*Provided records*
-------------------------

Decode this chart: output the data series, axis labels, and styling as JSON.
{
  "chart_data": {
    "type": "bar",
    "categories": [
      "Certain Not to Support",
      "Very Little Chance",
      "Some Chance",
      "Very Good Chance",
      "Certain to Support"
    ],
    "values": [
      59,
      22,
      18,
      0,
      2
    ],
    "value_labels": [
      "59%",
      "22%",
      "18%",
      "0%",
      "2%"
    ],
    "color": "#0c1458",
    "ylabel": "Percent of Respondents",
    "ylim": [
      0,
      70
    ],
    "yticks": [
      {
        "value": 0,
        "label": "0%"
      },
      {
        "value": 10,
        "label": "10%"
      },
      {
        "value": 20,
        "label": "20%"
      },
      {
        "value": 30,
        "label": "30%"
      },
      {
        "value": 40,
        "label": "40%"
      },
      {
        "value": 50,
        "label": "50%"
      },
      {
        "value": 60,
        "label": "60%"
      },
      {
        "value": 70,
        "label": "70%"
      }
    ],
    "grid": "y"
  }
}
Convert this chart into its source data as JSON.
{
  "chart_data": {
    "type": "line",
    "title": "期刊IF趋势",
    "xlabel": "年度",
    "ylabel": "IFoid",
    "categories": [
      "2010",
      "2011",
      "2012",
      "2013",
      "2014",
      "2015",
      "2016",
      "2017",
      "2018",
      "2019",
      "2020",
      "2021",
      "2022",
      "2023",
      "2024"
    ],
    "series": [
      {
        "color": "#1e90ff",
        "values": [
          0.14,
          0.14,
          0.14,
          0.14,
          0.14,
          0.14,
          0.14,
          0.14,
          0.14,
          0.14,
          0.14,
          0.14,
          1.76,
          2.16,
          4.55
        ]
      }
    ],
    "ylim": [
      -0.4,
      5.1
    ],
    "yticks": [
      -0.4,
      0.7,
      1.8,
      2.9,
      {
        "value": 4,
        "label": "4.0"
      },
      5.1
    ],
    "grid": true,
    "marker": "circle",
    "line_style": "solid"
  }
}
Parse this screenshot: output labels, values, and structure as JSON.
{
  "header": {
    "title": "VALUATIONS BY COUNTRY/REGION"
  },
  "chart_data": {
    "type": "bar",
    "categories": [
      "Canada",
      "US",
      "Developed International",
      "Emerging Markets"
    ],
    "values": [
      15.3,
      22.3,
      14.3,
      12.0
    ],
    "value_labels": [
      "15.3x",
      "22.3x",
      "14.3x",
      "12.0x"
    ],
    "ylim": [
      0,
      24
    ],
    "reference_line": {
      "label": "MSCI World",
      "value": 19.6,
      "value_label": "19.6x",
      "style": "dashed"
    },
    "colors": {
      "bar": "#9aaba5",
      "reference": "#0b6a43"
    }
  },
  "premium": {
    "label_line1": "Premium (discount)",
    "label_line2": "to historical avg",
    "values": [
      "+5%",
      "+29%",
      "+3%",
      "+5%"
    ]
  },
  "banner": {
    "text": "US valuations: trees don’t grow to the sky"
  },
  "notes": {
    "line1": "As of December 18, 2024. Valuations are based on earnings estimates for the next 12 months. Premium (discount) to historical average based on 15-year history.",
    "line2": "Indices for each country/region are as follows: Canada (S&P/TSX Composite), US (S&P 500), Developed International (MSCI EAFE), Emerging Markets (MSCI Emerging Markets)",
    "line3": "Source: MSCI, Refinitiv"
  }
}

-------------------------

*To be done*
Only lines with the string "title" belong in your answer; copy each one.

*Correct result*
    "title": "期刊IF趋势",
    "title": "VALUATIONS BY COUNTRY/REGION"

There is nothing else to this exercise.